_Document extract_.
Hey, how’s that third party coming along?

Okay, even I can't disagree with that plank of the platform.

Here’s a head-scratcher: Say you’ve got a nascent political party—it’s got a name and everything—comprised of people primarily unified by their distrust of politicians. Your party is the culmination of a grassroots movement, a coming together of regular folks who are sick of the kind of people who relentlessly grasp at power. You’re going to remake the country you love, by doing away with top-down leadership, the arrogance of office, exclusionary parliamentary procedure and stultifying bureaucracy. It’s a revolutionary movement! So, um, how do you decide who runs it?

That’s the problem facing the Tea Party, whose first national convention, scheduled for early February in Nashville, is already threatened by allegations of corruption and establishment hijacking. When I heard there was going to be a national convention of Tea Partiers in Tennessee, and that two of my favorite things—stupid people who have gotten into politics and barbecue—would briefly be located in the same place in some sort of Keymaster/Gatekeeper-style convergence, I immediately decided to go. Then I found out that Tea Party Nation, the organizers of the event, were charging $549 a ticket, and I immediately decided to stay home. So did a lot of people, apparently. The National Precinct Alliance, a major Tea Party group, has withdrawn its participation on the grounds that, uh, it seems like they might be getting ripped off. “We are very concerned about the appearance of TPN profiteering and exploitation of the grass-roots movement,” said NPA spokesman Philip Glass.* “We were under the impression that TPN was a nonprofit organization like N.P.A.” It turns out that Tea Party Nation is not a nonprofit organization, and neither is Sarah Palin, who reputedly has been paid $100,000 to speak at the event.

That last detail bothers RedState.com‘s Erick Erickson, who has voiced his concern that the Tennessee convention “smells scammy” in a column that also features an unintentionally hilarious headline. “I am led to believe a number of the sponsors who lent their names early on have grown wary of the event,” he writes. “That lines up with what I am hearing.” It’s weirdly satisfying to see Erick Erickson forced to employ, in the service of his own attempt at informational reporting, the same passive, weaselly language he has trained himself to use to create the illusion of sources for his various screeds. Erickson’s phrasing also reflects the conjecture, rumormongering and outright paranoia that have defined the Tea Party for the last year. In the absence of any central party apparatus or even a history known to most of them, the Tea Partiers have no way to determine what is a legitimate Tea Party endeavor and what is not. Couple that with their fixation on “real” Americans—itself a nebulous concept, defined primarily in opposition to anyone in a position of power—and solid ground quickly vanishes beneath. The truly committed Tea Partier can’t trust anyone, which makes it difficult to make the jump from yelling outside the community center to actually putting someone in Congress.

_Short exercise_.
Please reproduce the part of the Tea Party article that begins at the words "Okay, even I" and stops after "who runs it?". The items that come next have no connection to the Tea Party article.

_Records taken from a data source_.
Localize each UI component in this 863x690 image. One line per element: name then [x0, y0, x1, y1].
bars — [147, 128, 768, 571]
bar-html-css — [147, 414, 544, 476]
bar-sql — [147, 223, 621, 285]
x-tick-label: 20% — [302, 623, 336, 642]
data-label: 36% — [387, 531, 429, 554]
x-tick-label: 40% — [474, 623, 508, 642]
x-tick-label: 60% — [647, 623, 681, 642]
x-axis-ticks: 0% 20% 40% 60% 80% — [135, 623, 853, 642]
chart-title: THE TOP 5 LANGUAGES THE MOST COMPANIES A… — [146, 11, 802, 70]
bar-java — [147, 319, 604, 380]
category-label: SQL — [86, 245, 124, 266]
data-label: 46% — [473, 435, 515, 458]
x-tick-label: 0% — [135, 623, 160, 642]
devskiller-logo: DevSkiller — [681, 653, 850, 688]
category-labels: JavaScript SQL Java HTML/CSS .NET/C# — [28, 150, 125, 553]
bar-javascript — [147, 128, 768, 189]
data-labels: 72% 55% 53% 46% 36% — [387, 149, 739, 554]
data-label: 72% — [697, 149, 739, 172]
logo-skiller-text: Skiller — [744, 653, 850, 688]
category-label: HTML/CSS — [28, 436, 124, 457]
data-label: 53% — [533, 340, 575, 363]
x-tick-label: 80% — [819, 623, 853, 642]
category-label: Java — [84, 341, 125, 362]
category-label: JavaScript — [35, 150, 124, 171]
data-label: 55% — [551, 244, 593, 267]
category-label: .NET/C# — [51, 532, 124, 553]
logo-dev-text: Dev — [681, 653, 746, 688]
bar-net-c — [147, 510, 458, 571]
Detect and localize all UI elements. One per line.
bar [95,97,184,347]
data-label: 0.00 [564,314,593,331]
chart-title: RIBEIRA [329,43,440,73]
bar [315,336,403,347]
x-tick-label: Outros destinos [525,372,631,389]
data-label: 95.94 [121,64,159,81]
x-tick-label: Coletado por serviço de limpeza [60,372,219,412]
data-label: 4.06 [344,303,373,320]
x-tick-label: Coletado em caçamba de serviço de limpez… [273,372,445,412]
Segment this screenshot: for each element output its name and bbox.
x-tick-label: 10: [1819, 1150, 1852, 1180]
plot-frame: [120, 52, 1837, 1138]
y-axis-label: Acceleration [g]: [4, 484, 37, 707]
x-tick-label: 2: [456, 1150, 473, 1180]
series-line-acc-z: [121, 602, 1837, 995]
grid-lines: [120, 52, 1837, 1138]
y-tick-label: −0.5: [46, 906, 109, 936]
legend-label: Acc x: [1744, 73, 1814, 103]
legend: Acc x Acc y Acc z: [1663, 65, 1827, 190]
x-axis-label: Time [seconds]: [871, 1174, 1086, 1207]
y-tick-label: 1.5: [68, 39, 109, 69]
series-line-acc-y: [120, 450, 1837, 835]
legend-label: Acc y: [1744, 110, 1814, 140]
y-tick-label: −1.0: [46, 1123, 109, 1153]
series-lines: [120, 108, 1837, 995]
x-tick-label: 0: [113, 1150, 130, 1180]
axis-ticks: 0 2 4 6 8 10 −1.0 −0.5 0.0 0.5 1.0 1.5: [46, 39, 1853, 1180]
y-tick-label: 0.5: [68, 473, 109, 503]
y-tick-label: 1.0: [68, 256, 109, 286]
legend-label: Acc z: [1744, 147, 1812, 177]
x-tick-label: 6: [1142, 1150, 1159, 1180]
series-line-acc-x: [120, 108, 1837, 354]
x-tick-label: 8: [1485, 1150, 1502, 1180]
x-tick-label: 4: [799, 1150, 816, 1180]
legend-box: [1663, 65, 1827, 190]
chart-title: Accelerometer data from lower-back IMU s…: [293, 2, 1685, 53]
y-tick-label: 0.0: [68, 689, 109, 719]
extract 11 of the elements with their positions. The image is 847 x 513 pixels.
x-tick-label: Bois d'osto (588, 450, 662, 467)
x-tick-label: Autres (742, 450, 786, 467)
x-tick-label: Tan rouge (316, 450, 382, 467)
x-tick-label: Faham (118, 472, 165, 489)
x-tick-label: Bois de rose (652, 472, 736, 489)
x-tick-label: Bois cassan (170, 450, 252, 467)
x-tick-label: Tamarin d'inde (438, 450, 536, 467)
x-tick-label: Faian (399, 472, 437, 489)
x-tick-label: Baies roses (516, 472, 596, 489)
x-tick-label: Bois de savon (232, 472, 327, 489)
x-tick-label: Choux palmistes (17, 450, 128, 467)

_Exercise response_.
Okay, even I can't disagree with that plank of the platform.

Here’s a head-scratcher: Say you’ve got a nascent political party—it’s got a name and everything—comprised of people primarily unified by their distrust of politicians. Your party is the culmination of a grassroots movement, a coming together of regular folks who are sick of the kind of people who relentlessly grasp at power. You’re going to remake the country you love, by doing away with top-down leadership, the arrogance of office, exclusionary parliamentary procedure and stultifying bureaucracy. It’s a revolutionary movement! So, um, how do you decide who runs it?